"""

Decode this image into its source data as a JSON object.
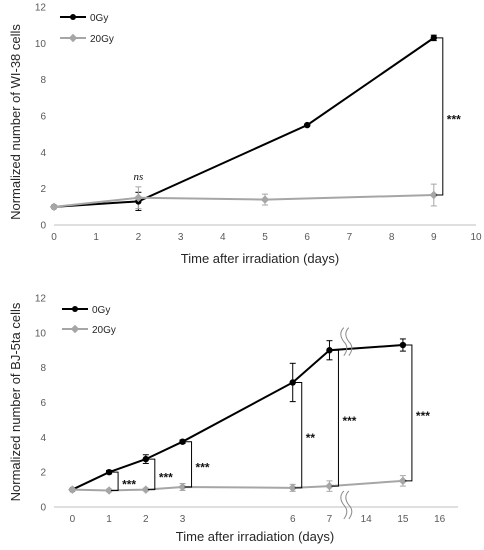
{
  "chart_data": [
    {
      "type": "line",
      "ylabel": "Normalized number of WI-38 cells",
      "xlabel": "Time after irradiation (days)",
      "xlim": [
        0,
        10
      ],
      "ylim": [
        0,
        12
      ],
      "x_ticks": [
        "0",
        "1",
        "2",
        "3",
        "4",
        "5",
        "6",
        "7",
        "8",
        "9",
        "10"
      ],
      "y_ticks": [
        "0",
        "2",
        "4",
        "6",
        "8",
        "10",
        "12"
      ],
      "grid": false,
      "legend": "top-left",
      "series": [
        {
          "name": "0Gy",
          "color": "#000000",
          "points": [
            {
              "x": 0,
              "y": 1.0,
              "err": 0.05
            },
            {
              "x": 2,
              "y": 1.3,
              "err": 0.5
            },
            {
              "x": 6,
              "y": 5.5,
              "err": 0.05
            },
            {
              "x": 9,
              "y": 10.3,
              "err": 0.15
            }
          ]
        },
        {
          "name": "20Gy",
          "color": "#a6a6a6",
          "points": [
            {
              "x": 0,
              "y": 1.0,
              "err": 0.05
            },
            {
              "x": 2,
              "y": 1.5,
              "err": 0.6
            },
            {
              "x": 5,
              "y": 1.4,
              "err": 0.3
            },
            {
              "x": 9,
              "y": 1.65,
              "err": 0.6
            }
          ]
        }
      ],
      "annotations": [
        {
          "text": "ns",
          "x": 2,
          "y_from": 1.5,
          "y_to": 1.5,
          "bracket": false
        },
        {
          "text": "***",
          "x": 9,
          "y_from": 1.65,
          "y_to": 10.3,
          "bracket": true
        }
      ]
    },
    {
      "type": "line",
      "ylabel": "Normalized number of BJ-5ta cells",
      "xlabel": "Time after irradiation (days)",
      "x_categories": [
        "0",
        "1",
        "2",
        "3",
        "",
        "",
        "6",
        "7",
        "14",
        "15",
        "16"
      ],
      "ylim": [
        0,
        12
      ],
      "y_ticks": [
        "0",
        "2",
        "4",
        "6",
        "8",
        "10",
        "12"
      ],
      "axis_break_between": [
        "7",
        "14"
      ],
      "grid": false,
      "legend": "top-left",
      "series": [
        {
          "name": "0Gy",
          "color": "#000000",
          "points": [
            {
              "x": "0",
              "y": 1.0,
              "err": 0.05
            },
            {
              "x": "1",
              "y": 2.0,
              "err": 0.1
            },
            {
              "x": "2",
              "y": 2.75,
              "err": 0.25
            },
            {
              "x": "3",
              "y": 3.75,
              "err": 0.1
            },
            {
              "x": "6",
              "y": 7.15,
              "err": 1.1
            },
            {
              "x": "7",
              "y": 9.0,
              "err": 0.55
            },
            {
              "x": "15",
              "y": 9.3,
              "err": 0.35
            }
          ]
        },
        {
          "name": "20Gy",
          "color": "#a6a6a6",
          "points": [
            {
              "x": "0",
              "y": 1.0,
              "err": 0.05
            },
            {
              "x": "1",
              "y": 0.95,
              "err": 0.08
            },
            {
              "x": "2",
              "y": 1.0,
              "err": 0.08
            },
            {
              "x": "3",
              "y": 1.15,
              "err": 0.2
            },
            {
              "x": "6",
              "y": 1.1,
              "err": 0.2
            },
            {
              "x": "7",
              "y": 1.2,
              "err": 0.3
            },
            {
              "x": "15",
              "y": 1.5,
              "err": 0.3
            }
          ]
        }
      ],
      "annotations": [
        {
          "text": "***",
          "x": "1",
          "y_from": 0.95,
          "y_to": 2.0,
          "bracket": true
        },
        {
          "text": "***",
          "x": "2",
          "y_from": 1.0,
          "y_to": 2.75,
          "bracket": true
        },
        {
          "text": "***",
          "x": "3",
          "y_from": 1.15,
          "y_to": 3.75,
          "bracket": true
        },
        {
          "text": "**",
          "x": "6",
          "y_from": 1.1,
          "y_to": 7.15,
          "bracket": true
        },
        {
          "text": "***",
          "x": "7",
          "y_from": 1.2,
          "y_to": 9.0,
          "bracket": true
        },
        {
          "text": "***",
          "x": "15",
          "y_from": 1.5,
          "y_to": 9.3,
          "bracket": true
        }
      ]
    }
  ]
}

"""

→ Work instructions: Leaving out the pictures, repeat all of the entries exactly.

→ Response:
Decode this image into its source data as a JSON object.
{
  "chart_data": [
    {
      "type": "line",
      "ylabel": "Normalized number of WI-38 cells",
      "xlabel": "Time after irradiation (days)",
      "xlim": [
        0,
        10
      ],
      "ylim": [
        0,
        12
      ],
      "x_ticks": [
        "0",
        "1",
        "2",
        "3",
        "4",
        "5",
        "6",
        "7",
        "8",
        "9",
        "10"
      ],
      "y_ticks": [
        "0",
        "2",
        "4",
        "6",
        "8",
        "10",
        "12"
      ],
      "grid": false,
      "legend": "top-left",
      "series": [
        {
          "name": "0Gy",
          "color": "#000000",
          "points": [
            {
              "x": 0,
              "y": 1.0,
              "err": 0.05
            },
            {
              "x": 2,
              "y": 1.3,
              "err": 0.5
            },
            {
              "x": 6,
              "y": 5.5,
              "err": 0.05
            },
            {
              "x": 9,
              "y": 10.3,
              "err": 0.15
            }
          ]
        },
        {
          "name": "20Gy",
          "color": "#a6a6a6",
          "points": [
            {
              "x": 0,
              "y": 1.0,
              "err": 0.05
            },
            {
              "x": 2,
              "y": 1.5,
              "err": 0.6
            },
            {
              "x": 5,
              "y": 1.4,
              "err": 0.3
            },
            {
              "x": 9,
              "y": 1.65,
              "err": 0.6
            }
          ]
        }
      ],
      "annotations": [
        {
          "text": "ns",
          "x": 2,
          "y_from": 1.5,
          "y_to": 1.5,
          "bracket": false
        },
        {
          "text": "***",
          "x": 9,
          "y_from": 1.65,
          "y_to": 10.3,
          "bracket": true
        }
      ]
    },
    {
      "type": "line",
      "ylabel": "Normalized number of BJ-5ta cells",
      "xlabel": "Time after irradiation (days)",
      "x_categories": [
        "0",
        "1",
        "2",
        "3",
        "",
        "",
        "6",
        "7",
        "14",
        "15",
        "16"
      ],
      "ylim": [
        0,
        12
      ],
      "y_ticks": [
        "0",
        "2",
        "4",
        "6",
        "8",
        "10",
        "12"
      ],
      "axis_break_between": [
        "7",
        "14"
      ],
      "grid": false,
      "legend": "top-left",
      "series": [
        {
          "name": "0Gy",
          "color": "#000000",
          "points": [
            {
              "x": "0",
              "y": 1.0,
              "err": 0.05
            },
            {
              "x": "1",
              "y": 2.0,
              "err": 0.1
            },
            {
              "x": "2",
              "y": 2.75,
              "err": 0.25
            },
            {
              "x": "3",
              "y": 3.75,
              "err": 0.1
            },
            {
              "x": "6",
              "y": 7.15,
              "err": 1.1
            },
            {
              "x": "7",
              "y": 9.0,
              "err": 0.55
            },
            {
              "x": "15",
              "y": 9.3,
              "err": 0.35
            }
          ]
        },
        {
          "name": "20Gy",
          "color": "#a6a6a6",
          "points": [
            {
              "x": "0",
              "y": 1.0,
              "err": 0.05
            },
            {
              "x": "1",
              "y": 0.95,
              "err": 0.08
            },
            {
              "x": "2",
              "y": 1.0,
              "err": 0.08
            },
            {
              "x": "3",
              "y": 1.15,
              "err": 0.2
            },
            {
              "x": "6",
              "y": 1.1,
              "err": 0.2
            },
            {
              "x": "7",
              "y": 1.2,
              "err": 0.3
            },
            {
              "x": "15",
              "y": 1.5,
              "err": 0.3
            }
          ]
        }
      ],
      "annotations": [
        {
          "text": "***",
          "x": "1",
          "y_from": 0.95,
          "y_to": 2.0,
          "bracket": true
        },
        {
          "text": "***",
          "x": "2",
          "y_from": 1.0,
          "y_to": 2.75,
          "bracket": true
        },
        {
          "text": "***",
          "x": "3",
          "y_from": 1.15,
          "y_to": 3.75,
          "bracket": true
        },
        {
          "text": "**",
          "x": "6",
          "y_from": 1.1,
          "y_to": 7.15,
          "bracket": true
        },
        {
          "text": "***",
          "x": "7",
          "y_from": 1.2,
          "y_to": 9.0,
          "bracket": true
        },
        {
          "text": "***",
          "x": "15",
          "y_from": 1.5,
          "y_to": 9.3,
          "bracket": true
        }
      ]
    }
  ]
}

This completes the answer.